» Exercise description: Here are some entries; quote each one exactly.

» Stored dataset items:
----------------

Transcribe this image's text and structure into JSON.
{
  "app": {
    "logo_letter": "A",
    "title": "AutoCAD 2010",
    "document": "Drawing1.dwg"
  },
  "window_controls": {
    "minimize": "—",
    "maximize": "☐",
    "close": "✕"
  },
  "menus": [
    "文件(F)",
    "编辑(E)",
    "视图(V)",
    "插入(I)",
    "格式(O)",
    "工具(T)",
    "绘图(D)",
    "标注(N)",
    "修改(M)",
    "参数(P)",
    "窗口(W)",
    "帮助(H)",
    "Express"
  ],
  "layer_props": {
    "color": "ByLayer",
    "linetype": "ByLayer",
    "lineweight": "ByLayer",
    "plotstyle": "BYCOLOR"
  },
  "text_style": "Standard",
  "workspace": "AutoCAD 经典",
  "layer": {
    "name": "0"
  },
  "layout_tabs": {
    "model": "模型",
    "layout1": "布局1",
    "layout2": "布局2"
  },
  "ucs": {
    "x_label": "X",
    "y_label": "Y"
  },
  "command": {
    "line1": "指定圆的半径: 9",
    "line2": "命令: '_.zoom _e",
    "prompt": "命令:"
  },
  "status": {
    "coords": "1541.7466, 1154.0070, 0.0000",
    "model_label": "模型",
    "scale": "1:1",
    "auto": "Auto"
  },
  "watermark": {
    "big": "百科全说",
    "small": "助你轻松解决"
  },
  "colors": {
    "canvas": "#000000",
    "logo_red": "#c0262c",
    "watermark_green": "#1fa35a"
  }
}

----------------

» Answer for the task:
Transcribe this image's text and structure into JSON.
{
  "app": {
    "logo_letter": "A",
    "title": "AutoCAD 2010",
    "document": "Drawing1.dwg"
  },
  "window_controls": {
    "minimize": "—",
    "maximize": "☐",
    "close": "✕"
  },
  "menus": [
    "文件(F)",
    "编辑(E)",
    "视图(V)",
    "插入(I)",
    "格式(O)",
    "工具(T)",
    "绘图(D)",
    "标注(N)",
    "修改(M)",
    "参数(P)",
    "窗口(W)",
    "帮助(H)",
    "Express"
  ],
  "layer_props": {
    "color": "ByLayer",
    "linetype": "ByLayer",
    "lineweight": "ByLayer",
    "plotstyle": "BYCOLOR"
  },
  "text_style": "Standard",
  "workspace": "AutoCAD 经典",
  "layer": {
    "name": "0"
  },
  "layout_tabs": {
    "model": "模型",
    "layout1": "布局1",
    "layout2": "布局2"
  },
  "ucs": {
    "x_label": "X",
    "y_label": "Y"
  },
  "command": {
    "line1": "指定圆的半径: 9",
    "line2": "命令: '_.zoom _e",
    "prompt": "命令:"
  },
  "status": {
    "coords": "1541.7466, 1154.0070, 0.0000",
    "model_label": "模型",
    "scale": "1:1",
    "auto": "Auto"
  },
  "watermark": {
    "big": "百科全说",
    "small": "助你轻松解决"
  },
  "colors": {
    "canvas": "#000000",
    "logo_red": "#c0262c",
    "watermark_green": "#1fa35a"
  }
}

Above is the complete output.